Supplied data:
--- START ---

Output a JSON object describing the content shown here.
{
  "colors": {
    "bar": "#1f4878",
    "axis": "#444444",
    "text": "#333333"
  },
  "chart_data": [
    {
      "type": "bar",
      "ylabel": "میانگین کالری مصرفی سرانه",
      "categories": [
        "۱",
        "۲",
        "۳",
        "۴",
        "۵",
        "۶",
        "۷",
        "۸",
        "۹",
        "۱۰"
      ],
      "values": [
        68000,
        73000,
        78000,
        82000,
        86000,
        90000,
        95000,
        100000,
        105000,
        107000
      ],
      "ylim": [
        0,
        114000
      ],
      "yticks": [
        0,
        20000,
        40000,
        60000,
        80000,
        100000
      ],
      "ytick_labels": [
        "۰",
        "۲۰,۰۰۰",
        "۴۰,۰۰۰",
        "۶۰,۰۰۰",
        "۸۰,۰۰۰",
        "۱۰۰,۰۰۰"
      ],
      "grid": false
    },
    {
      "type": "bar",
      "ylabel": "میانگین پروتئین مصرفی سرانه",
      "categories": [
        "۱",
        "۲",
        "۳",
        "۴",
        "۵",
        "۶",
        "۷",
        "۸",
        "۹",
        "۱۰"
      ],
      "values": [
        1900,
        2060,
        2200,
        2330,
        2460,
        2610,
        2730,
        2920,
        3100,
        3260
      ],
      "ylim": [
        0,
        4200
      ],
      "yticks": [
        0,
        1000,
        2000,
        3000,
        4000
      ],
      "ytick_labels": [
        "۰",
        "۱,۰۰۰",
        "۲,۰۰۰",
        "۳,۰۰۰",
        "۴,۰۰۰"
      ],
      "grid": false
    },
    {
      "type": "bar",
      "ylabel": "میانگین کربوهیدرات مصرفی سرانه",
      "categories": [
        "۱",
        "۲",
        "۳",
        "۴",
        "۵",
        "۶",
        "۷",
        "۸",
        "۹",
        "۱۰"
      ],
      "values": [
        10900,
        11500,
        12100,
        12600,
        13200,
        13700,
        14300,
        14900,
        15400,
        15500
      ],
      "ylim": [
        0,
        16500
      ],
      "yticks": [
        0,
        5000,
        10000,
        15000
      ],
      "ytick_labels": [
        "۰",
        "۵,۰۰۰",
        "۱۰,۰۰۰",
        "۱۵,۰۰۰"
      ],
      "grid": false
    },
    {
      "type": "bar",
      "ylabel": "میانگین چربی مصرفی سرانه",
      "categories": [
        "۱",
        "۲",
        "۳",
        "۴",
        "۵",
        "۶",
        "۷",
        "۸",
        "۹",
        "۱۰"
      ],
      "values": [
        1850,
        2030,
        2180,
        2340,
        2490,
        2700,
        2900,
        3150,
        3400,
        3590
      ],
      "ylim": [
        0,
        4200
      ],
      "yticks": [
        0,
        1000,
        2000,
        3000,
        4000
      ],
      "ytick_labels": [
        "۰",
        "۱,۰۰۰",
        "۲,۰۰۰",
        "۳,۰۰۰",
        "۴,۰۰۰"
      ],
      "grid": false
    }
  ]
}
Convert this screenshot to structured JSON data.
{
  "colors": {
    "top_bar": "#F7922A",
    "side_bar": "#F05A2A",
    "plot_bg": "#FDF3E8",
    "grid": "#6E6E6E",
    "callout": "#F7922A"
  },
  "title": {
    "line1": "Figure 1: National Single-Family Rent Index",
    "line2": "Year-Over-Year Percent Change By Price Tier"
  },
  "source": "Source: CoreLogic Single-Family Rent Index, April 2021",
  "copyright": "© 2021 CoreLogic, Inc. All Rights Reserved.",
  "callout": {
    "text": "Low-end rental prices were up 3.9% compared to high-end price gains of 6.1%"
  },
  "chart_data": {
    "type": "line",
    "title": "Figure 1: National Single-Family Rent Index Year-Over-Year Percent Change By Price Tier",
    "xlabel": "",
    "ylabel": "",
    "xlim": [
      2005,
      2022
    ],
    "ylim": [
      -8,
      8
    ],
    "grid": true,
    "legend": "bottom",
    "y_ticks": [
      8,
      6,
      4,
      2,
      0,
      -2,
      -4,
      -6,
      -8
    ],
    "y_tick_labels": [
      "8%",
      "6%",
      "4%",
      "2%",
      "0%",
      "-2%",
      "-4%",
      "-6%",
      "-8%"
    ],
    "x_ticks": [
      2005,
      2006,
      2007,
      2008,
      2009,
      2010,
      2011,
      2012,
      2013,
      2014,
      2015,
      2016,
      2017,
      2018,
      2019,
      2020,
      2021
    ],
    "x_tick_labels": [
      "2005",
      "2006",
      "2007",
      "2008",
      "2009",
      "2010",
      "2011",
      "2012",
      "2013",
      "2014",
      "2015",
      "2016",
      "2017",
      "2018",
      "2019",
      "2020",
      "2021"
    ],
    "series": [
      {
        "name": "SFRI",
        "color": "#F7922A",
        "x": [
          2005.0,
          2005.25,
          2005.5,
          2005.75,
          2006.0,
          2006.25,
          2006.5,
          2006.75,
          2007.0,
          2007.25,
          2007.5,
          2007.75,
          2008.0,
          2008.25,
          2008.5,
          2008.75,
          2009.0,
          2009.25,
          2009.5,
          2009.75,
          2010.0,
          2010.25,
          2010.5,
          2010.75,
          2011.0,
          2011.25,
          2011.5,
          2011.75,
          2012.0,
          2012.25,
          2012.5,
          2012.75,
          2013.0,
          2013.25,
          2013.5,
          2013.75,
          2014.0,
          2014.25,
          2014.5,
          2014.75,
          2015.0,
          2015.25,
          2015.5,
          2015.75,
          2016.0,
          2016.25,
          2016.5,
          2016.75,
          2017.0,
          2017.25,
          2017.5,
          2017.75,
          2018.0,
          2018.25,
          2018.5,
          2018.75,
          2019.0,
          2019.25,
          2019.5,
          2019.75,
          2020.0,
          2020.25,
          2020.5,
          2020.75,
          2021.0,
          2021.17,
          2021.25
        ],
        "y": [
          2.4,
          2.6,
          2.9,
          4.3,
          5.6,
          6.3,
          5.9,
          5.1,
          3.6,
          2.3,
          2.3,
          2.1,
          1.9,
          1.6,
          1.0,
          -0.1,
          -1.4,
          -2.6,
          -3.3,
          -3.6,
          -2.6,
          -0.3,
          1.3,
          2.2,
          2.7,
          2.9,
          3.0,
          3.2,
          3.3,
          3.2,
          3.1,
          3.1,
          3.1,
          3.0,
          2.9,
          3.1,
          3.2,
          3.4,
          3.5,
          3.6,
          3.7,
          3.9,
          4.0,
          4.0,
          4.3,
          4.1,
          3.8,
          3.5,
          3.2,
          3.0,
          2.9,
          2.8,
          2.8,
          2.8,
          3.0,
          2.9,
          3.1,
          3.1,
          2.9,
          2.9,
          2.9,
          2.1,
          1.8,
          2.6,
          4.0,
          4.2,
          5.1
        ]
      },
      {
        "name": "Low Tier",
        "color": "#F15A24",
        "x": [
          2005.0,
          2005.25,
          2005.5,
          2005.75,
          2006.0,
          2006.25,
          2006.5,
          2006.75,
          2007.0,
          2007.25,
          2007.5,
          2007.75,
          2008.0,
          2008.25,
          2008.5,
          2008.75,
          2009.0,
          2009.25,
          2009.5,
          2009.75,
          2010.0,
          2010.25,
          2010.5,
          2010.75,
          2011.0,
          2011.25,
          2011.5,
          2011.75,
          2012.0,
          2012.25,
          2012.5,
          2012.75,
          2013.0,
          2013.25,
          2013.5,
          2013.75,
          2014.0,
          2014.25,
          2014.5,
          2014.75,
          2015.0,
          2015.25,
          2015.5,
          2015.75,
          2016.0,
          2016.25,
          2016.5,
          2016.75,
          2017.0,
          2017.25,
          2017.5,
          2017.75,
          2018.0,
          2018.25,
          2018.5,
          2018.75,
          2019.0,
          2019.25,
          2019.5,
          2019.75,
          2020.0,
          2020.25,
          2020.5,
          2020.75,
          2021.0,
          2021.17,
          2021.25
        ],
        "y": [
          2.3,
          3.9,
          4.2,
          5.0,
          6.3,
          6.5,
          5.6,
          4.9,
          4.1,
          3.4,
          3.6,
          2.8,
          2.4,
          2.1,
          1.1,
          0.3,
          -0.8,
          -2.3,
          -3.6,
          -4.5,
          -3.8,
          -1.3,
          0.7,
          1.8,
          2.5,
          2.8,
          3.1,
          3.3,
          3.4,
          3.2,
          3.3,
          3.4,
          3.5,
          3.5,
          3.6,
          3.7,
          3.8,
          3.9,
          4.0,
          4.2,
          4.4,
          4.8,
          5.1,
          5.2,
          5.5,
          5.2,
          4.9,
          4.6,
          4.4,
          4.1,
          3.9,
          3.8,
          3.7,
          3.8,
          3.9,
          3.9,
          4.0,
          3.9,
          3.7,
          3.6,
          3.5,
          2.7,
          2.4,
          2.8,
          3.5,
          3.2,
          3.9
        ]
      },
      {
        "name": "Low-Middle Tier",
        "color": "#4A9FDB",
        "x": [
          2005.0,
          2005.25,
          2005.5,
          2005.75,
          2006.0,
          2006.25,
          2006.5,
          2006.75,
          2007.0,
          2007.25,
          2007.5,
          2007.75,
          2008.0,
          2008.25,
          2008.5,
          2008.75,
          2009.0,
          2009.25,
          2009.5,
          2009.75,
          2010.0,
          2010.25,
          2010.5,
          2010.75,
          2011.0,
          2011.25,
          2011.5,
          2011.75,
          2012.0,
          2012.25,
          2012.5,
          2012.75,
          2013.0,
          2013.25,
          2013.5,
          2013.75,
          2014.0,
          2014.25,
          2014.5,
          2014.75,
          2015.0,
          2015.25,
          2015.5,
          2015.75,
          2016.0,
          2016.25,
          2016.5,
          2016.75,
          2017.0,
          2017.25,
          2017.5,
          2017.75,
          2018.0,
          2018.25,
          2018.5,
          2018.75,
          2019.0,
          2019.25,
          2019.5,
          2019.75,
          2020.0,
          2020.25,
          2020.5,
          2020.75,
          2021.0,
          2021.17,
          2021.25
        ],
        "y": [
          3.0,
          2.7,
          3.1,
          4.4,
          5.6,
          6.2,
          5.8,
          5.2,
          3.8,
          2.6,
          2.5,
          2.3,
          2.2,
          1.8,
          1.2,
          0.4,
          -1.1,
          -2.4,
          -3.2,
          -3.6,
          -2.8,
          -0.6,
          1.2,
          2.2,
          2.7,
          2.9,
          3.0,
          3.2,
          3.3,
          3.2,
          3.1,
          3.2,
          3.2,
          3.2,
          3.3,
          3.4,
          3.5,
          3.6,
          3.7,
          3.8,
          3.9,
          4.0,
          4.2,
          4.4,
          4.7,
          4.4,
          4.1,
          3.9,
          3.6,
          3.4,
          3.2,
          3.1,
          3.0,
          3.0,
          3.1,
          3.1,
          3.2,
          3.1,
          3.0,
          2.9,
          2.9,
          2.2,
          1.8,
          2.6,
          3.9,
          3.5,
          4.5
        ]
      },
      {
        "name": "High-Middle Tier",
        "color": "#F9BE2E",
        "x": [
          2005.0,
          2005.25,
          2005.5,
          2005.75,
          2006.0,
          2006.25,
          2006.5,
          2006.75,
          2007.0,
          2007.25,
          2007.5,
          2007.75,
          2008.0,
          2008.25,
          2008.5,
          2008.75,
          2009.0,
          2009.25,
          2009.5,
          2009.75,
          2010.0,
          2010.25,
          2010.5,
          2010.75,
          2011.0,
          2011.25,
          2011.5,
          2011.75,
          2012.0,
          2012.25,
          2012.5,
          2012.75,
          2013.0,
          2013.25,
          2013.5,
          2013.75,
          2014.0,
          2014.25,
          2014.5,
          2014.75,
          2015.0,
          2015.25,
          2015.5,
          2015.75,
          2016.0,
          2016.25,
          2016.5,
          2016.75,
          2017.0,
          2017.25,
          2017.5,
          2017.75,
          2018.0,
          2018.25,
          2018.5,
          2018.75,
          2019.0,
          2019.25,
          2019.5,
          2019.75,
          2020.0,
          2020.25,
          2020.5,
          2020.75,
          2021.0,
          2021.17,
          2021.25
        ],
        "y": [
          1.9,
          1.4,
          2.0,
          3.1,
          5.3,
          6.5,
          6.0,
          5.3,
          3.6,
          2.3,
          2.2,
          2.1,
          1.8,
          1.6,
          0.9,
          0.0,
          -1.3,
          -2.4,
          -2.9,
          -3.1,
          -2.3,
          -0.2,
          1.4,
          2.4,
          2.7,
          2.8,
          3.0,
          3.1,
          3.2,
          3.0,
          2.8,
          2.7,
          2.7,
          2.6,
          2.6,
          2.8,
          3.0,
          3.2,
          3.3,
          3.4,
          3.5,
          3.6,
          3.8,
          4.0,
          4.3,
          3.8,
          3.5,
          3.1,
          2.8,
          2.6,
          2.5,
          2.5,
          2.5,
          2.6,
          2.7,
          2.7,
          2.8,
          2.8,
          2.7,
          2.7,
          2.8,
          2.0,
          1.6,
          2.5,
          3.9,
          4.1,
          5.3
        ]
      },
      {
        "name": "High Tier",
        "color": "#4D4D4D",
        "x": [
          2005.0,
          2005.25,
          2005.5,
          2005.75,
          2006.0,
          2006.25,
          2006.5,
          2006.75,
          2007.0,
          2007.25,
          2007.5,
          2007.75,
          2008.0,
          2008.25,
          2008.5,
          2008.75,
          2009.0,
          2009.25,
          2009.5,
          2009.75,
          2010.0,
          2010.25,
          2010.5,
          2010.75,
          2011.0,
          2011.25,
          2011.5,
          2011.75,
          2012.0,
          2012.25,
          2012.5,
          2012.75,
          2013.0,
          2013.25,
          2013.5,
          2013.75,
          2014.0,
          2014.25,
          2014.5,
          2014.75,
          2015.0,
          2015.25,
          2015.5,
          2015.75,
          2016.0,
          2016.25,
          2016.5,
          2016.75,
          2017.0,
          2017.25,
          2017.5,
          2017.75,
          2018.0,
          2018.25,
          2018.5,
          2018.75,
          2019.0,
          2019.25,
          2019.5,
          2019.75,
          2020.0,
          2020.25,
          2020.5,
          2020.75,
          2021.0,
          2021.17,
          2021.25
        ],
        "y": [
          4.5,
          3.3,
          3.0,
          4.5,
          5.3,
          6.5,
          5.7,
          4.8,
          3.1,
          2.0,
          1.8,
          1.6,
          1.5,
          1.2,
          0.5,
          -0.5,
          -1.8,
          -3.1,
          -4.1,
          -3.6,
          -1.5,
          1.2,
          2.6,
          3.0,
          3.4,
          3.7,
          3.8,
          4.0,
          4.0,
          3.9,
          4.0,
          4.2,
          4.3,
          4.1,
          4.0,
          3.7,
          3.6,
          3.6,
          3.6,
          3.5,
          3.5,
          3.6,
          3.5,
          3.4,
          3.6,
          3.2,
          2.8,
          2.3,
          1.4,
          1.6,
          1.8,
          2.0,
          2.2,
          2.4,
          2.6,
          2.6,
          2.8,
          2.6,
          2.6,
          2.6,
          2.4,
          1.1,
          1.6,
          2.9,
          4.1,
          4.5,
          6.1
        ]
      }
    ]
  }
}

--- END ---

Goal: Filter the records down to the lines that contain the string "Percent", and copy those lines.

Full solution:
    "line2": "Year-Over-Year Percent Change By Price Tier"
    "title": "Figure 1: National Single-Family Rent Index Year-Over-Year Percent Change By Price Tier",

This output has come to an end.